Give back every one of the lines below word for word, leaving out the pictures.

_Layout dataset entries_:
=-=-=-=-=
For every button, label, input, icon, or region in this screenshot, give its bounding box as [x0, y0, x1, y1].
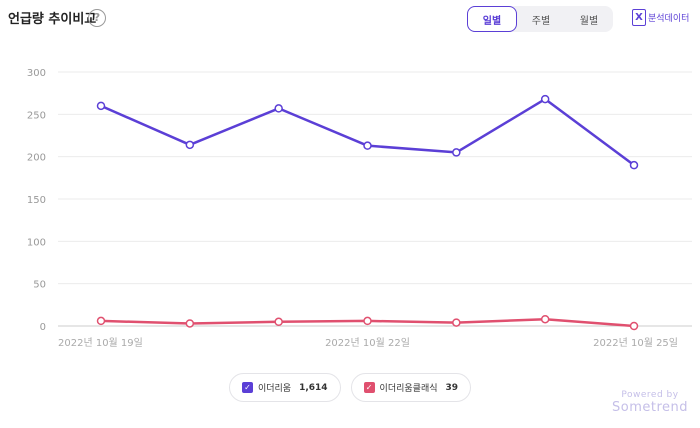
data-point	[629, 160, 639, 170]
checkbox-icon: ✓	[241, 382, 253, 393]
data-point	[452, 318, 461, 327]
download-data-button[interactable]: X 분석데이터	[632, 9, 689, 26]
excel-icon: X	[632, 9, 646, 26]
data-point	[96, 101, 106, 111]
tab-weekly[interactable]: 주별	[531, 15, 551, 27]
data-point	[185, 140, 195, 150]
y-tick-label: 300	[27, 68, 46, 79]
y-tick-label: 250	[27, 110, 46, 121]
data-point	[540, 94, 550, 104]
brand-logo-text: Sometrend	[611, 400, 688, 415]
data-point	[96, 316, 106, 326]
data-point	[274, 104, 283, 113]
download-data-label: 분석데이터	[648, 14, 690, 24]
data-point	[452, 148, 461, 157]
powered-by-text: Powered by	[621, 390, 679, 400]
legend-item-ethereum[interactable]: ✓ 이더리움 1,614	[228, 373, 341, 402]
data-point	[185, 319, 195, 328]
x-tick-label: 2022년 10월 19일	[58, 337, 143, 349]
y-tick-label: 200	[27, 153, 46, 164]
series-line-1	[100, 97, 635, 167]
y-tick-label: 50	[33, 280, 46, 291]
data-point	[629, 321, 639, 331]
help-icon[interactable]: ?	[88, 9, 106, 27]
page-title: 언급량 추이비교	[8, 12, 97, 27]
line-chart: 0 50 100 150 200 250 300 2022년 10월 19일 2022년 10월…	[27, 68, 692, 349]
data-point	[274, 317, 283, 327]
tab-monthly[interactable]: 월별	[579, 15, 599, 27]
y-tick-label: 0	[40, 322, 46, 333]
x-tick-label: 2022년 10월 25일	[593, 337, 678, 349]
data-point	[540, 314, 550, 324]
powered-by-brand: Powered by Sometrend	[612, 390, 688, 415]
checkbox-icon: ✓	[363, 382, 375, 393]
legend-label: 이더리움	[257, 384, 292, 394]
data-point	[363, 316, 372, 326]
legend-item-ethereum-classic[interactable]: ✓ 이더리움클래식 39	[350, 373, 472, 402]
tab-daily[interactable]: 일별	[467, 6, 517, 32]
chart-legend: ✓ 이더리움 1,614 ✓ 이더리움클래식 39	[0, 373, 700, 402]
legend-count: 1,614	[299, 382, 328, 393]
x-tick-label: 2022년 10월 22일	[325, 337, 410, 349]
legend-count: 39	[445, 382, 459, 393]
legend-label: 이더리움클래식	[379, 384, 438, 394]
period-toggle: 일별 주별 월별	[467, 6, 613, 32]
y-tick-label: 100	[27, 237, 46, 248]
y-tick-label: 150	[27, 195, 46, 206]
data-point	[363, 141, 372, 150]
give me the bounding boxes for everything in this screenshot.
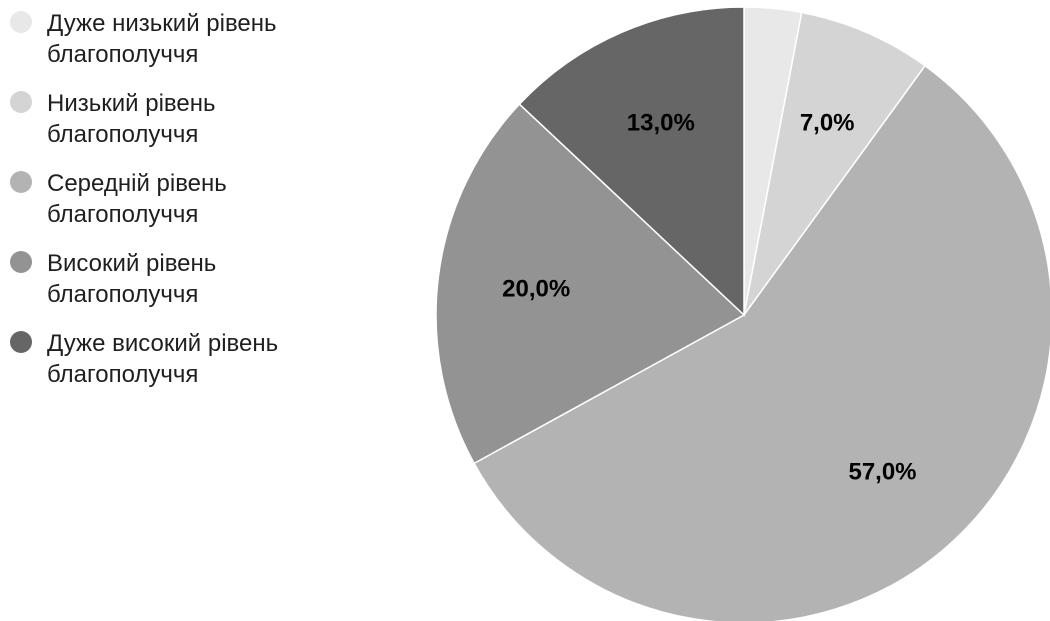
data-label-low: 7,0% (800, 109, 855, 136)
pie-slice-very-high (518, 6, 745, 317)
pie-slice-medium (473, 64, 1050, 621)
pie-slice-low (743, 11, 927, 316)
chart-legend: Дуже низький рівень благополуччя Низький… (10, 8, 330, 408)
legend-item-low: Низький рівень благополуччя (10, 88, 330, 168)
legend-item-high: Високий рівень благополуччя (10, 248, 330, 328)
legend-label-very-high: Дуже високий рівень благополуччя (47, 330, 279, 388)
legend-swatch-very-high (10, 331, 32, 353)
legend-label-medium: Середній рівень благополуччя (47, 170, 227, 228)
legend-label-high: Високий рівень благополуччя (47, 250, 217, 308)
data-label-medium: 57,0% (848, 459, 916, 486)
data-label-high: 20,0% (502, 275, 570, 302)
legend-swatch-medium (10, 171, 32, 193)
legend-label-very-low: Дуже низький рівень благополуччя (47, 10, 277, 68)
legend-item-very-low: Дуже низький рівень благополуччя (10, 8, 330, 88)
legend-label-low: Низький рівень благополуччя (47, 90, 216, 148)
legend-swatch-low (10, 91, 32, 113)
data-label-very-high: 13,0% (627, 109, 695, 136)
legend-item-very-high: Дуже високий рівень благополуччя (10, 328, 330, 408)
legend-swatch-high (10, 251, 32, 273)
legend-swatch-very-low (10, 11, 32, 33)
pie-slice-high (435, 103, 746, 465)
legend-item-medium: Середній рівень благополуччя (10, 168, 330, 248)
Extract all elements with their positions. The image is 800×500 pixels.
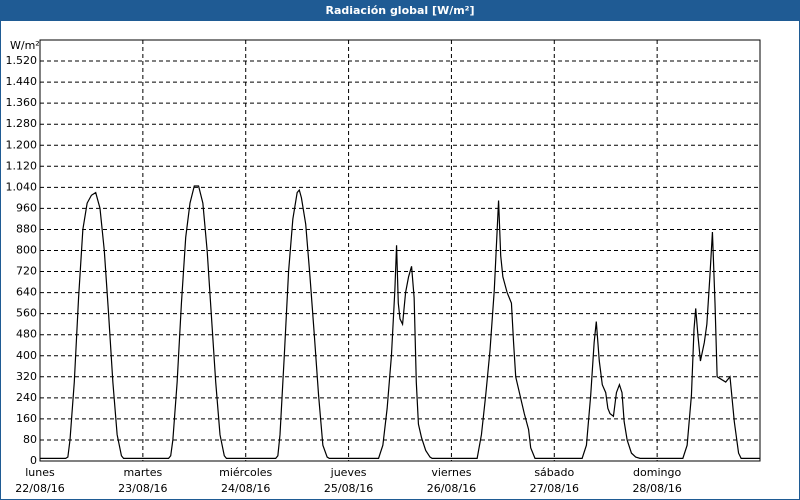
=-=-=-=-=
_Result of this task_:
For every button, label, input, icon, or region in this screenshot, give its bounding box as [x0, y0, x1, y1].
data-point	[629, 160, 639, 170]
checkbox-icon: ✓	[241, 382, 253, 393]
data-point	[452, 318, 461, 327]
download-data-button[interactable]: X 분석데이터	[632, 9, 689, 26]
excel-icon: X	[632, 9, 646, 26]
data-point	[96, 101, 106, 111]
tab-weekly[interactable]: 주별	[531, 15, 551, 27]
data-point	[185, 140, 195, 150]
y-tick-label: 300	[27, 68, 46, 79]
y-tick-label: 250	[27, 110, 46, 121]
data-point	[540, 94, 550, 104]
brand-logo-text: Sometrend	[611, 400, 688, 415]
data-point	[96, 316, 106, 326]
data-point	[274, 104, 283, 113]
download-data-label: 분석데이터	[648, 14, 690, 24]
data-point	[452, 148, 461, 157]
powered-by-text: Powered by	[621, 390, 679, 400]
legend-item-ethereum[interactable]: ✓ 이더리움 1,614	[228, 373, 341, 402]
data-point	[185, 319, 195, 328]
x-tick-label: 2022년 10월 19일	[58, 337, 143, 349]
y-tick-label: 200	[27, 153, 46, 164]
series-line-1	[100, 97, 635, 167]
y-tick-label: 50	[33, 280, 46, 291]
data-point	[629, 321, 639, 331]
help-icon[interactable]: ?	[88, 9, 106, 27]
page-title: 언급량 추이비교	[8, 12, 97, 27]
line-chart: 0 50 100 150 200 250 300 2022년 10월 19일 2022년 10월…	[27, 68, 692, 349]
data-point	[274, 317, 283, 327]
tab-monthly[interactable]: 월별	[579, 15, 599, 27]
y-tick-label: 0	[40, 322, 46, 333]
x-tick-label: 2022년 10월 25일	[593, 337, 678, 349]
data-point	[540, 314, 550, 324]
powered-by-brand: Powered by Sometrend	[612, 390, 688, 415]
checkbox-icon: ✓	[363, 382, 375, 393]
legend-label: 이더리움	[257, 384, 292, 394]
data-point	[363, 316, 372, 326]
legend-item-ethereum-classic[interactable]: ✓ 이더리움클래식 39	[350, 373, 472, 402]
tab-daily[interactable]: 일별	[467, 6, 517, 32]
chart-legend: ✓ 이더리움 1,614 ✓ 이더리움클래식 39	[0, 373, 700, 402]
legend-count: 1,614	[299, 382, 328, 393]
x-tick-label: 2022년 10월 22일	[325, 337, 410, 349]
legend-count: 39	[445, 382, 459, 393]
legend-label: 이더리움클래식	[379, 384, 438, 394]
period-toggle: 일별 주별 월별	[467, 6, 613, 32]
y-tick-label: 100	[27, 237, 46, 248]
y-tick-label: 150	[27, 195, 46, 206]
data-point	[363, 141, 372, 150]
give me the bounding boxes for everything in this screenshot.
data-label-low: 7,0% (800, 109, 855, 136)
pie-slice-very-high (518, 6, 745, 317)
pie-slice-medium (473, 64, 1050, 621)
pie-slice-low (743, 11, 927, 316)
chart-legend: Дуже низький рівень благополуччя Низький… (10, 8, 330, 408)
legend-item-low: Низький рівень благополуччя (10, 88, 330, 168)
legend-item-high: Високий рівень благополуччя (10, 248, 330, 328)
legend-label-very-high: Дуже високий рівень благополуччя (47, 330, 279, 388)
legend-swatch-very-high (10, 331, 32, 353)
legend-label-medium: Середній рівень благополуччя (47, 170, 227, 228)
legend-label-high: Високий рівень благополуччя (47, 250, 217, 308)
data-label-medium: 57,0% (848, 459, 916, 486)
data-label-high: 20,0% (502, 275, 570, 302)
legend-swatch-medium (10, 171, 32, 193)
legend-label-very-low: Дуже низький рівень благополуччя (47, 10, 277, 68)
legend-item-very-low: Дуже низький рівень благополуччя (10, 8, 330, 88)
legend-label-low: Низький рівень благополуччя (47, 90, 216, 148)
legend-swatch-low (10, 91, 32, 113)
data-label-very-high: 13,0% (627, 109, 695, 136)
legend-item-very-high: Дуже високий рівень благополуччя (10, 328, 330, 408)
legend-swatch-high (10, 251, 32, 273)
legend-swatch-very-low (10, 11, 32, 33)
pie-slice-high (435, 103, 746, 465)
legend-item-medium: Середній рівень благополуччя (10, 168, 330, 248)
Extract all elements with their positions. The image is 800×500 pixels.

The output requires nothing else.